## START Records for the exercise
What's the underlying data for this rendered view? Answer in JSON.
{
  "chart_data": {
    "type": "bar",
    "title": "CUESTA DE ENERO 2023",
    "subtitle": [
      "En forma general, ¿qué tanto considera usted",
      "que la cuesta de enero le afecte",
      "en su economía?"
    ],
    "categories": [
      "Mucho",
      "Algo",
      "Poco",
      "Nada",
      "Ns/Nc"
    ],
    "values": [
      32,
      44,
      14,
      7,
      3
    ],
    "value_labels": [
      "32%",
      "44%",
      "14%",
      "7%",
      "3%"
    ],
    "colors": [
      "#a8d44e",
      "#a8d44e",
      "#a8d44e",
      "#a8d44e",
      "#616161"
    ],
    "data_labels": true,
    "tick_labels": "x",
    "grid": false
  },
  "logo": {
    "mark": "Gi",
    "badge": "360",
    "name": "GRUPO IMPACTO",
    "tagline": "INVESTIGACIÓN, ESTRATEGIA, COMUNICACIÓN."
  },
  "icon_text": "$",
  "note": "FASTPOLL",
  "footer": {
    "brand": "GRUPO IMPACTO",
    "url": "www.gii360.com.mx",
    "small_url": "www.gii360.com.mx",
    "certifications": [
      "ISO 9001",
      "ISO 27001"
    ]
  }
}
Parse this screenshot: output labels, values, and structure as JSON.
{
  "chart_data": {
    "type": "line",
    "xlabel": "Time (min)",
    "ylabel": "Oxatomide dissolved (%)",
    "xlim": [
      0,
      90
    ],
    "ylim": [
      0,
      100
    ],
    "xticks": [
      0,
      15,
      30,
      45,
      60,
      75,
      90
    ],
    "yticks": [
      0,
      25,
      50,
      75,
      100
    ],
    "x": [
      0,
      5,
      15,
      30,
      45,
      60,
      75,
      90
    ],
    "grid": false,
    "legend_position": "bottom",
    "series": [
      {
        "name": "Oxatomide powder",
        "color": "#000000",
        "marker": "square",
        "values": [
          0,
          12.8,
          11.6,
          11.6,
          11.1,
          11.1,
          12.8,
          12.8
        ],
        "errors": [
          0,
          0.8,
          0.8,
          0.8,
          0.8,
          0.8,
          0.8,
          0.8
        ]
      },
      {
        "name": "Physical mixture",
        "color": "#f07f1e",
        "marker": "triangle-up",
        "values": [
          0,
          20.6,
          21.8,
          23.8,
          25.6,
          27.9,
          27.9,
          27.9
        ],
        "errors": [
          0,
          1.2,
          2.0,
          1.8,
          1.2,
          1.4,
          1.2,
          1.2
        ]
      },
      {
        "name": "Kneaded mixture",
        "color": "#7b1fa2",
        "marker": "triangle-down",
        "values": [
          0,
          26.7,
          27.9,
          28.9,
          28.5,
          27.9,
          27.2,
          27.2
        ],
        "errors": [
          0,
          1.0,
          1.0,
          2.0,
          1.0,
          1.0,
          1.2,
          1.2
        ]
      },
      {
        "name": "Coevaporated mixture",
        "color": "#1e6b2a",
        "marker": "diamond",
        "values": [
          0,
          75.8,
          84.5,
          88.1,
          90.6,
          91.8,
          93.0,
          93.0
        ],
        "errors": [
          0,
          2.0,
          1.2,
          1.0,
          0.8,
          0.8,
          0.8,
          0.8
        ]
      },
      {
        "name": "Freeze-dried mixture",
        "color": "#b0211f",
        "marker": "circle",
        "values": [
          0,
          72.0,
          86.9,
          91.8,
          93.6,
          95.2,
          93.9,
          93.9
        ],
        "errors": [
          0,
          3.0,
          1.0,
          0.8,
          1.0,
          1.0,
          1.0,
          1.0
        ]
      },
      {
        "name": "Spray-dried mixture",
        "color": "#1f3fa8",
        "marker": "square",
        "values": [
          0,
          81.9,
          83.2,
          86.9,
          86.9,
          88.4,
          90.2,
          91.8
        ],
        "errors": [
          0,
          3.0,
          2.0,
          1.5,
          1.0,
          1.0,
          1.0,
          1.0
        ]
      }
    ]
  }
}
## END Records for the exercise
Print every line of the records exactly. Omit nothing.

- _Exercise answer_:
What's the underlying data for this rendered view? Answer in JSON.
{
  "chart_data": {
    "type": "bar",
    "title": "CUESTA DE ENERO 2023",
    "subtitle": [
      "En forma general, ¿qué tanto considera usted",
      "que la cuesta de enero le afecte",
      "en su economía?"
    ],
    "categories": [
      "Mucho",
      "Algo",
      "Poco",
      "Nada",
      "Ns/Nc"
    ],
    "values": [
      32,
      44,
      14,
      7,
      3
    ],
    "value_labels": [
      "32%",
      "44%",
      "14%",
      "7%",
      "3%"
    ],
    "colors": [
      "#a8d44e",
      "#a8d44e",
      "#a8d44e",
      "#a8d44e",
      "#616161"
    ],
    "data_labels": true,
    "tick_labels": "x",
    "grid": false
  },
  "logo": {
    "mark": "Gi",
    "badge": "360",
    "name": "GRUPO IMPACTO",
    "tagline": "INVESTIGACIÓN, ESTRATEGIA, COMUNICACIÓN."
  },
  "icon_text": "$",
  "note": "FASTPOLL",
  "footer": {
    "brand": "GRUPO IMPACTO",
    "url": "www.gii360.com.mx",
    "small_url": "www.gii360.com.mx",
    "certifications": [
      "ISO 9001",
      "ISO 27001"
    ]
  }
}
Parse this screenshot: output labels, values, and structure as JSON.
{
  "chart_data": {
    "type": "line",
    "xlabel": "Time (min)",
    "ylabel": "Oxatomide dissolved (%)",
    "xlim": [
      0,
      90
    ],
    "ylim": [
      0,
      100
    ],
    "xticks": [
      0,
      15,
      30,
      45,
      60,
      75,
      90
    ],
    "yticks": [
      0,
      25,
      50,
      75,
      100
    ],
    "x": [
      0,
      5,
      15,
      30,
      45,
      60,
      75,
      90
    ],
    "grid": false,
    "legend_position": "bottom",
    "series": [
      {
        "name": "Oxatomide powder",
        "color": "#000000",
        "marker": "square",
        "values": [
          0,
          12.8,
          11.6,
          11.6,
          11.1,
          11.1,
          12.8,
          12.8
        ],
        "errors": [
          0,
          0.8,
          0.8,
          0.8,
          0.8,
          0.8,
          0.8,
          0.8
        ]
      },
      {
        "name": "Physical mixture",
        "color": "#f07f1e",
        "marker": "triangle-up",
        "values": [
          0,
          20.6,
          21.8,
          23.8,
          25.6,
          27.9,
          27.9,
          27.9
        ],
        "errors": [
          0,
          1.2,
          2.0,
          1.8,
          1.2,
          1.4,
          1.2,
          1.2
        ]
      },
      {
        "name": "Kneaded mixture",
        "color": "#7b1fa2",
        "marker": "triangle-down",
        "values": [
          0,
          26.7,
          27.9,
          28.9,
          28.5,
          27.9,
          27.2,
          27.2
        ],
        "errors": [
          0,
          1.0,
          1.0,
          2.0,
          1.0,
          1.0,
          1.2,
          1.2
        ]
      },
      {
        "name": "Coevaporated mixture",
        "color": "#1e6b2a",
        "marker": "diamond",
        "values": [
          0,
          75.8,
          84.5,
          88.1,
          90.6,
          91.8,
          93.0,
          93.0
        ],
        "errors": [
          0,
          2.0,
          1.2,
          1.0,
          0.8,
          0.8,
          0.8,
          0.8
        ]
      },
      {
        "name": "Freeze-dried mixture",
        "color": "#b0211f",
        "marker": "circle",
        "values": [
          0,
          72.0,
          86.9,
          91.8,
          93.6,
          95.2,
          93.9,
          93.9
        ],
        "errors": [
          0,
          3.0,
          1.0,
          0.8,
          1.0,
          1.0,
          1.0,
          1.0
        ]
      },
      {
        "name": "Spray-dried mixture",
        "color": "#1f3fa8",
        "marker": "square",
        "values": [
          0,
          81.9,
          83.2,
          86.9,
          86.9,
          88.4,
          90.2,
          91.8
        ],
        "errors": [
          0,
          3.0,
          2.0,
          1.5,
          1.0,
          1.0,
          1.0,
          1.0
        ]
      }
    ]
  }
}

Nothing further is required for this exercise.